--- Begin RAW DATA ---

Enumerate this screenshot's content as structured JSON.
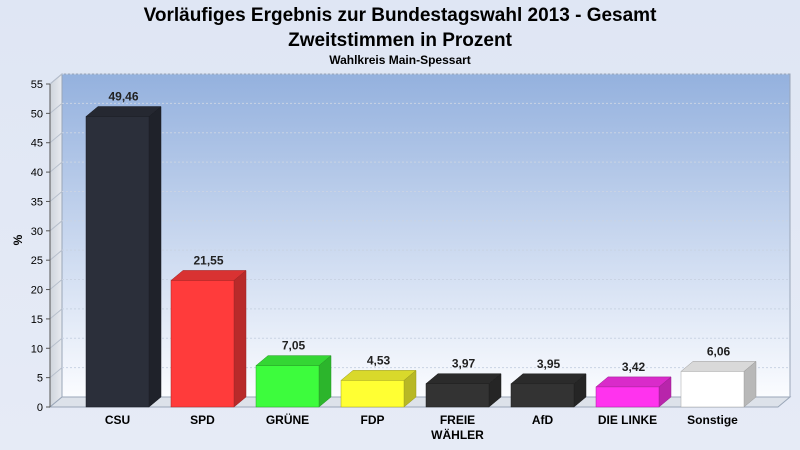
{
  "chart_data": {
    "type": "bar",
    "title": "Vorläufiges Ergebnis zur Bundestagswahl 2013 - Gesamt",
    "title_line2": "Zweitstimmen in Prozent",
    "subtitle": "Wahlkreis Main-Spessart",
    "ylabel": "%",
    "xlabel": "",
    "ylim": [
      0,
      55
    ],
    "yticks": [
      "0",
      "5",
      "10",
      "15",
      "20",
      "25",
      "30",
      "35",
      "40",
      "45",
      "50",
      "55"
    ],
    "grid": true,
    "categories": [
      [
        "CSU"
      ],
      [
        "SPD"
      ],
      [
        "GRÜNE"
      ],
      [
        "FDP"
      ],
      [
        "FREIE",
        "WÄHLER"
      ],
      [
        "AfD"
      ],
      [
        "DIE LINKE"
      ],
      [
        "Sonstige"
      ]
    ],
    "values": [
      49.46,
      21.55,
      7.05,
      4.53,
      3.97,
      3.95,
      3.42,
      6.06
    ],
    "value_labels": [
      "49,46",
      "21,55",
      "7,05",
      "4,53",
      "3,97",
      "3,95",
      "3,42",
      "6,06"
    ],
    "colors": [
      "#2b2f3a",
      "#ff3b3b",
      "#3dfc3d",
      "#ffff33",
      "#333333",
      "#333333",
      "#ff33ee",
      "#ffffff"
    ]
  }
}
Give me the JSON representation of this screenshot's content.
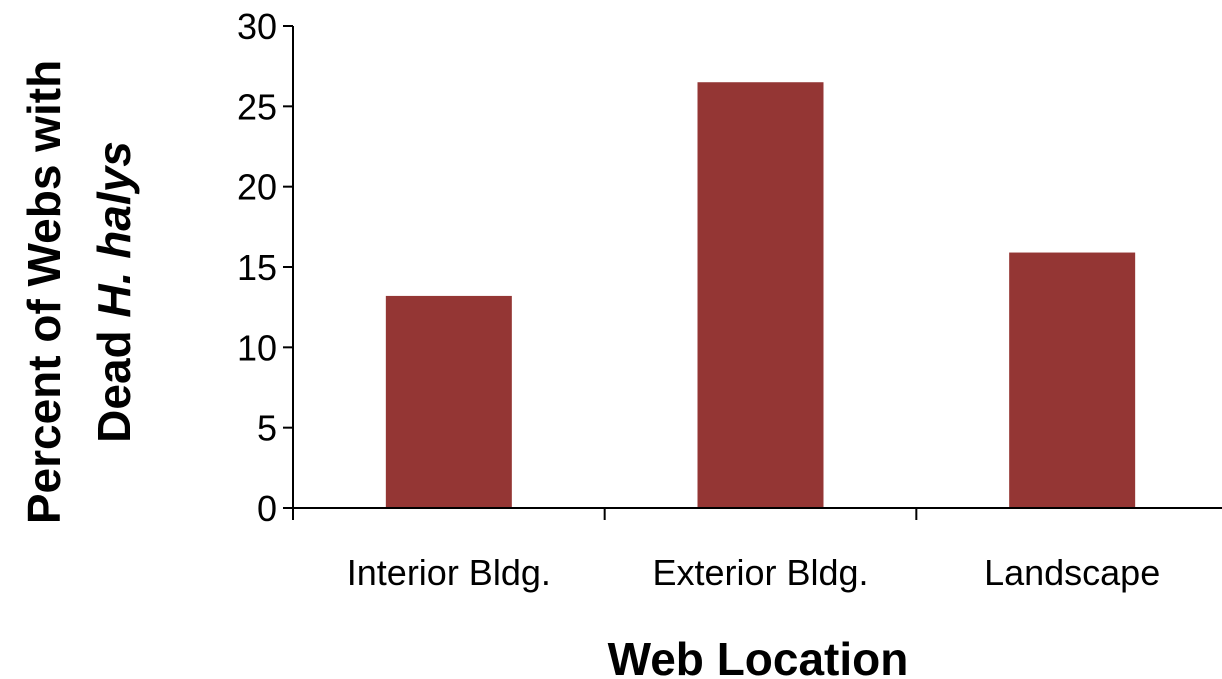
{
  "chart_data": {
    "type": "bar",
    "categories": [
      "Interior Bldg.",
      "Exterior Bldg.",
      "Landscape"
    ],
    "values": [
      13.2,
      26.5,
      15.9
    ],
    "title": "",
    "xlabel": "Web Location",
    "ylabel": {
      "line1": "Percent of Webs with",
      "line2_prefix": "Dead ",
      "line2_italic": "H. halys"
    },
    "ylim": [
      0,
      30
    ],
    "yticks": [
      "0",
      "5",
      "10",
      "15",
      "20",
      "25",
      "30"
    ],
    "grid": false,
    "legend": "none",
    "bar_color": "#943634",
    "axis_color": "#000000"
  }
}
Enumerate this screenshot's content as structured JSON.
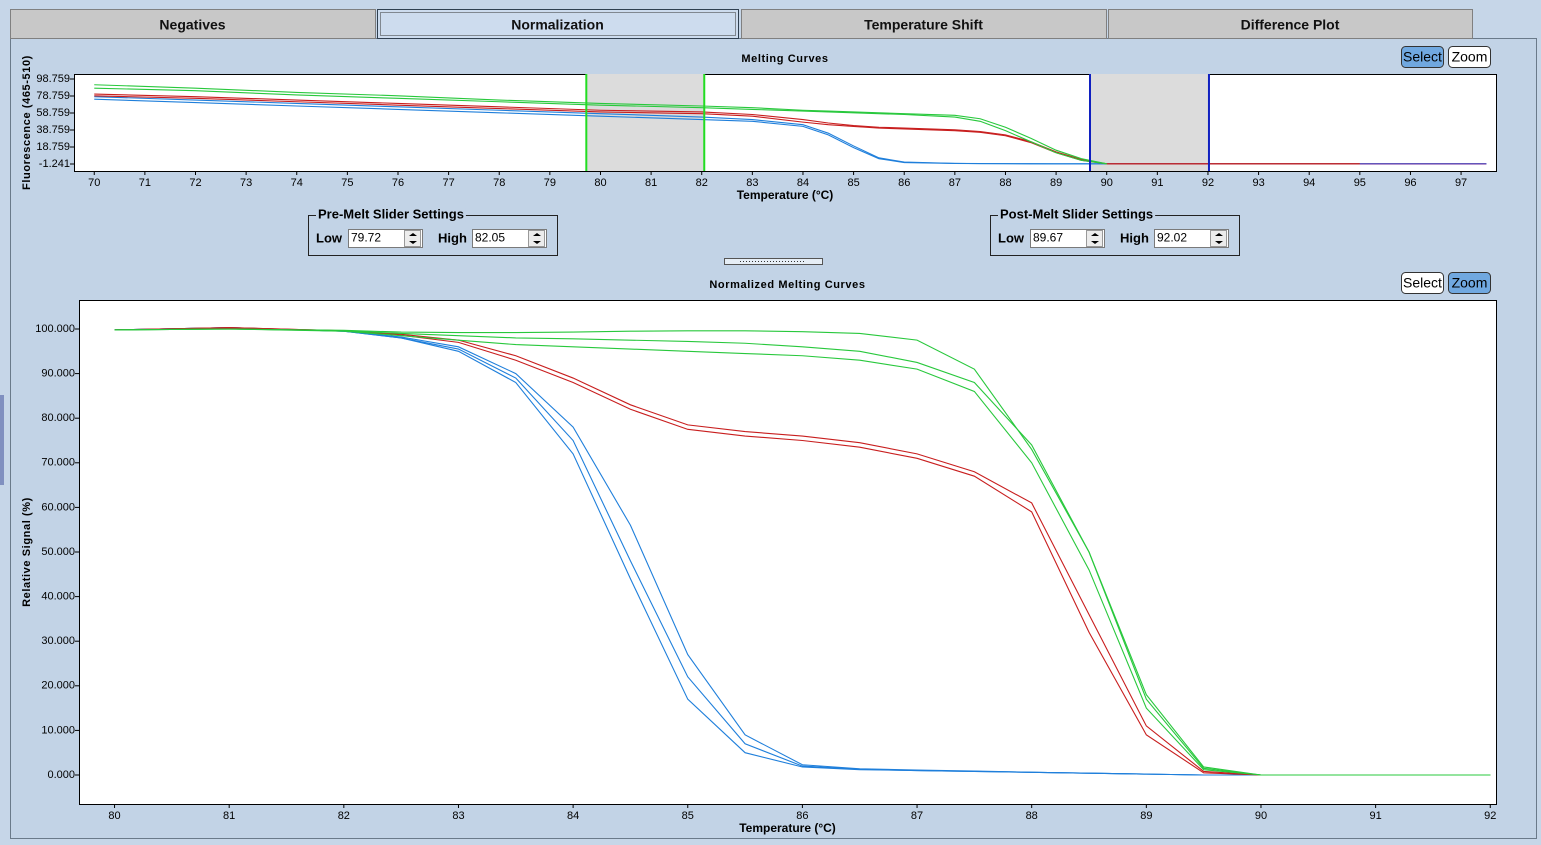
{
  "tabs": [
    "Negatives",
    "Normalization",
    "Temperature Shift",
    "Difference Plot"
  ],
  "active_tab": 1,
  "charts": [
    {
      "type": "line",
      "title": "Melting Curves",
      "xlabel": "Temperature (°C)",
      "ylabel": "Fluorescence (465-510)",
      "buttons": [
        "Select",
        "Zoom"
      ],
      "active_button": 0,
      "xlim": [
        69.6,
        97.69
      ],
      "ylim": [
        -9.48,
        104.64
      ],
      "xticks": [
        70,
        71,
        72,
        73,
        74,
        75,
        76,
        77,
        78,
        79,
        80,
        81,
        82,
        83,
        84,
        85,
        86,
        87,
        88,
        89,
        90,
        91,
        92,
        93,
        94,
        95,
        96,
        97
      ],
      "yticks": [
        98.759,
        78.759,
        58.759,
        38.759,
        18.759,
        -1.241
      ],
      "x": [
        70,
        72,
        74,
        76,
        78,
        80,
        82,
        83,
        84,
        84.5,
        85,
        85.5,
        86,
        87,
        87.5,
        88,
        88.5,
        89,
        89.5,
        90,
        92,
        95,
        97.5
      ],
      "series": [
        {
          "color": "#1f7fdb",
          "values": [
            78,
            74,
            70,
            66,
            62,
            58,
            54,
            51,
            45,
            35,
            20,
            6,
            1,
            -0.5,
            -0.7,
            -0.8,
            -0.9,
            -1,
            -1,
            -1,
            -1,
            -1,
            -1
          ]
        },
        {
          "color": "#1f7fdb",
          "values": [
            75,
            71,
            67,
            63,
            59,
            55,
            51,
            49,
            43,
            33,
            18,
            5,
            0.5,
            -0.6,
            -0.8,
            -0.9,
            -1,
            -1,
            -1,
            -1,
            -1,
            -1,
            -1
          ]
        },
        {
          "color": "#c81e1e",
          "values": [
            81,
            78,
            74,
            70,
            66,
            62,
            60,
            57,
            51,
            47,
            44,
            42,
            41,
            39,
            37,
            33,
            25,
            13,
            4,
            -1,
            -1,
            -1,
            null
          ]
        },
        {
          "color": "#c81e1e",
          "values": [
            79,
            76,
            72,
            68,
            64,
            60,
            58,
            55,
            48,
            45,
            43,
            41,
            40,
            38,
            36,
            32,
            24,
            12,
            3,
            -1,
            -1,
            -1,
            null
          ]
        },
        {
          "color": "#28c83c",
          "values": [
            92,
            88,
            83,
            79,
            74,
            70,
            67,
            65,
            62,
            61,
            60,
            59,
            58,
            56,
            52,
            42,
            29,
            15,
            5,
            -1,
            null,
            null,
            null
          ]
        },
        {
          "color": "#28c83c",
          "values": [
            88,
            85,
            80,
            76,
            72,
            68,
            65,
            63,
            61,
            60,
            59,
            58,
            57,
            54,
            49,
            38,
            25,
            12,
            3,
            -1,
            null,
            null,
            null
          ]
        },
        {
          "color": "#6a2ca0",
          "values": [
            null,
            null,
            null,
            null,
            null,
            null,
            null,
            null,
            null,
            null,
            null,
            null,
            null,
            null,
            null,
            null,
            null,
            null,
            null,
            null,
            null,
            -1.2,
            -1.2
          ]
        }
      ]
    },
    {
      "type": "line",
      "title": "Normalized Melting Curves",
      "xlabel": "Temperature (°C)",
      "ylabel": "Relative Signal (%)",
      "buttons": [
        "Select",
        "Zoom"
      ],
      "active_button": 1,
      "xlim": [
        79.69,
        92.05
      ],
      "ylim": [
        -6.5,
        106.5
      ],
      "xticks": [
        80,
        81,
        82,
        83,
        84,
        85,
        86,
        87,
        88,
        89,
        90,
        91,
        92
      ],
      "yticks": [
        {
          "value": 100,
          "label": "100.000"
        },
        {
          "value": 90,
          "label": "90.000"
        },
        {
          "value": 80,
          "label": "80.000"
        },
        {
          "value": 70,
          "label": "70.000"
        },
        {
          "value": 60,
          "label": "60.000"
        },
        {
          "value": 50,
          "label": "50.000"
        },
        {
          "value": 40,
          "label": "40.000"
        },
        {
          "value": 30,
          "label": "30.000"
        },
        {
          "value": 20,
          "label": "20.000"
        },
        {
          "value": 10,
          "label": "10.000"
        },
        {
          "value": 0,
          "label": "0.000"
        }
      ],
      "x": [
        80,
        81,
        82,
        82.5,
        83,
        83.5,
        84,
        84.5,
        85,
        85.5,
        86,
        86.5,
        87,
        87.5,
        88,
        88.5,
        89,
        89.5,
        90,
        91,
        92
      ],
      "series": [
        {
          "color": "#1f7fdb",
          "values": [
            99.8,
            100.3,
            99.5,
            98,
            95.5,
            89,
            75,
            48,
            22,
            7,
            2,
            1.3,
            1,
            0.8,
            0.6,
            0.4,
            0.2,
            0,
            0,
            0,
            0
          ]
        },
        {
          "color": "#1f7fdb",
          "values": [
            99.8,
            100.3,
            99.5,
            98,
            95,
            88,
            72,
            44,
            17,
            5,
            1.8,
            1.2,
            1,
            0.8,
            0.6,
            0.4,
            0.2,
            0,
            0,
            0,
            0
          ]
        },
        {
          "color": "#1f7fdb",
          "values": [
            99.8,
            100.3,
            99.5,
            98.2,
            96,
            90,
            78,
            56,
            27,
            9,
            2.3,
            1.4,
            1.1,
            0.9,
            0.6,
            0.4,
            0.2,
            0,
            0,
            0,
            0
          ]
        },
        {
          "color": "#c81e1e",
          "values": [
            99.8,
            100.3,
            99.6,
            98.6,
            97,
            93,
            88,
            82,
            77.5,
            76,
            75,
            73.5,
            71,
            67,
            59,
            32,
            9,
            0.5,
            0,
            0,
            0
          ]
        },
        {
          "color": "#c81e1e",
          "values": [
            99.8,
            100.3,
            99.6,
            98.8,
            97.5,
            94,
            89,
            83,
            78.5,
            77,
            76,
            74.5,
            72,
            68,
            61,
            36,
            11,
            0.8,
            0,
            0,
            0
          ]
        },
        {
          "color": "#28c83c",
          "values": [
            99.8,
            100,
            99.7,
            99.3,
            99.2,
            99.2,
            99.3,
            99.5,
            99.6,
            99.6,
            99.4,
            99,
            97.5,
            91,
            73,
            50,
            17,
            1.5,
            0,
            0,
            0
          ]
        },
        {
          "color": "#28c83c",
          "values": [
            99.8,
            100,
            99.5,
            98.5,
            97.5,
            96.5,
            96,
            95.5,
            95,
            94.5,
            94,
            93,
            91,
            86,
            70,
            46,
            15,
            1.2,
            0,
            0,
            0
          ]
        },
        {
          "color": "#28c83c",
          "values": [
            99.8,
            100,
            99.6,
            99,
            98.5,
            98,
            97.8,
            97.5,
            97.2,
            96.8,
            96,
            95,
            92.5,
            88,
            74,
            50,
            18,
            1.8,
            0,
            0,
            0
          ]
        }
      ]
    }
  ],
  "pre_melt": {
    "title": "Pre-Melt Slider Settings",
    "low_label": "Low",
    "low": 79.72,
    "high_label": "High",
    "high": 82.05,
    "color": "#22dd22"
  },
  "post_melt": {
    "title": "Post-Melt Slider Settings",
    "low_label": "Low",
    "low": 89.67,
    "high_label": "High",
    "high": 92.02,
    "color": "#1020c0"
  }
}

--- End RAW DATA ---
--- Begin RAW DATA ---

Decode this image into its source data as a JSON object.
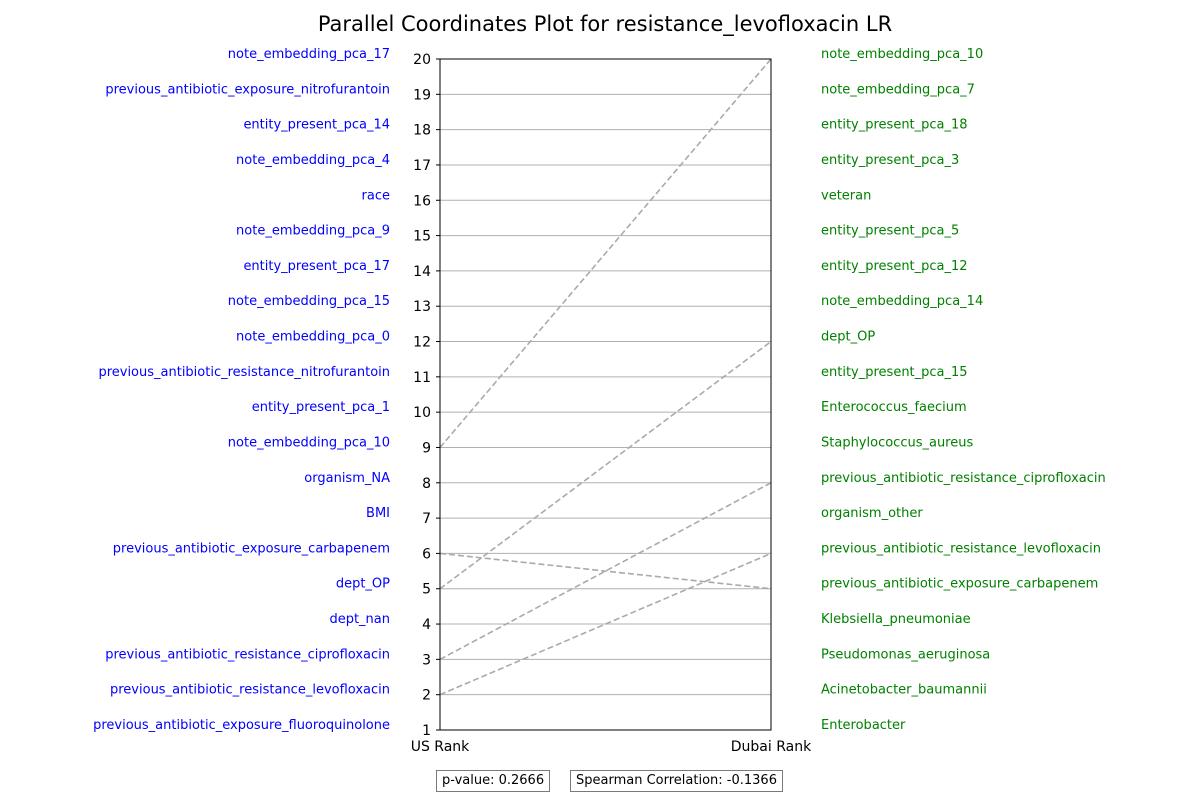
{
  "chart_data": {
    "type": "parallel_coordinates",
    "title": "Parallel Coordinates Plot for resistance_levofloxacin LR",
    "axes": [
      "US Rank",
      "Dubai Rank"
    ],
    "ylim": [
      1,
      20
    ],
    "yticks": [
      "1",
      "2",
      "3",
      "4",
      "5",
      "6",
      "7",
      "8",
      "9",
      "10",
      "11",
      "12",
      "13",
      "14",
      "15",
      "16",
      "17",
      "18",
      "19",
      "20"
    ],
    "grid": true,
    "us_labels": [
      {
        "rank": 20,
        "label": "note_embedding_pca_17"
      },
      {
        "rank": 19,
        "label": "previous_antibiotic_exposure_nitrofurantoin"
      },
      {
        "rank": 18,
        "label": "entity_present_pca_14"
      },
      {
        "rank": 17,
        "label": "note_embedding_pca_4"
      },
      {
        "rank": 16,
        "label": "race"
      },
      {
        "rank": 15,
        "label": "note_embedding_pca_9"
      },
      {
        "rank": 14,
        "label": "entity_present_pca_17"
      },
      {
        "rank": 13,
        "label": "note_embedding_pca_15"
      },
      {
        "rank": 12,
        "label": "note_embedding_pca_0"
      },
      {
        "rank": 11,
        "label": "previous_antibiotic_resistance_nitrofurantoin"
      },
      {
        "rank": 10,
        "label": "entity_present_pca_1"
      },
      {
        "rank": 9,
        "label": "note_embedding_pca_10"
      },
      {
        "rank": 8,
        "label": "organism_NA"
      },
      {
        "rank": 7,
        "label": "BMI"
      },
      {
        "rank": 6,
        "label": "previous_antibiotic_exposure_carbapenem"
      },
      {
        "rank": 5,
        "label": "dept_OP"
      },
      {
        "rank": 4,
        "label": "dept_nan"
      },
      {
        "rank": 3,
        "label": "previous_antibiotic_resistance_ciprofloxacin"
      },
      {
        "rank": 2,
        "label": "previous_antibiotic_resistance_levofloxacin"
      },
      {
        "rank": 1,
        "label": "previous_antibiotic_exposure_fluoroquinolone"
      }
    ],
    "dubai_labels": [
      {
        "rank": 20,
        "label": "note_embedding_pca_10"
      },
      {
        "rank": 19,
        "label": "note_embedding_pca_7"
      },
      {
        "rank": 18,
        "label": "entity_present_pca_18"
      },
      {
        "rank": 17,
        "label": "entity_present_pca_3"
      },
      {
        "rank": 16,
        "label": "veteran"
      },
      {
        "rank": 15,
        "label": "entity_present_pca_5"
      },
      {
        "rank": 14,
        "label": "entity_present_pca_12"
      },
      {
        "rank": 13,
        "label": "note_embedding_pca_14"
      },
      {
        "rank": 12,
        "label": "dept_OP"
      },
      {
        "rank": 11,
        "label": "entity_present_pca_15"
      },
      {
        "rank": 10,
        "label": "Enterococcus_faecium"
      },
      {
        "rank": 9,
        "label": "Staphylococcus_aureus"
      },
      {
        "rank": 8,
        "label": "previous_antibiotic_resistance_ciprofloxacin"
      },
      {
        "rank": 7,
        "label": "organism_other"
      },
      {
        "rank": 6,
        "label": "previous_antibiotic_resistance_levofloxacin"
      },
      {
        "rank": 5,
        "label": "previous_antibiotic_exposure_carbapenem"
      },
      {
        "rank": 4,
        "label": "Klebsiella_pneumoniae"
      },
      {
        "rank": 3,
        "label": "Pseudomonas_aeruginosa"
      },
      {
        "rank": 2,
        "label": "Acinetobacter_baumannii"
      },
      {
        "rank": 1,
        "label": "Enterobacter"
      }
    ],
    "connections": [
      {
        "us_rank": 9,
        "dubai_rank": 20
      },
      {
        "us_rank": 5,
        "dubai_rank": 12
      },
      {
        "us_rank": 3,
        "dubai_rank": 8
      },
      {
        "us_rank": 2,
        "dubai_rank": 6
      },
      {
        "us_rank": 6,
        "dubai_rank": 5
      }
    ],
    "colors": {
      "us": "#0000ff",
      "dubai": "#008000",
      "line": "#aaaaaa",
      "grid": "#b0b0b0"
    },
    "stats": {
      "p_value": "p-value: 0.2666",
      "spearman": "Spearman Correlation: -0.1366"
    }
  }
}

--- End RAW DATA ---

__DIRECTIVE__:
Your answer should be a single number: the count of lines in the entries that contain the word "Melting".

__EXERCISE OUTPUT__:
2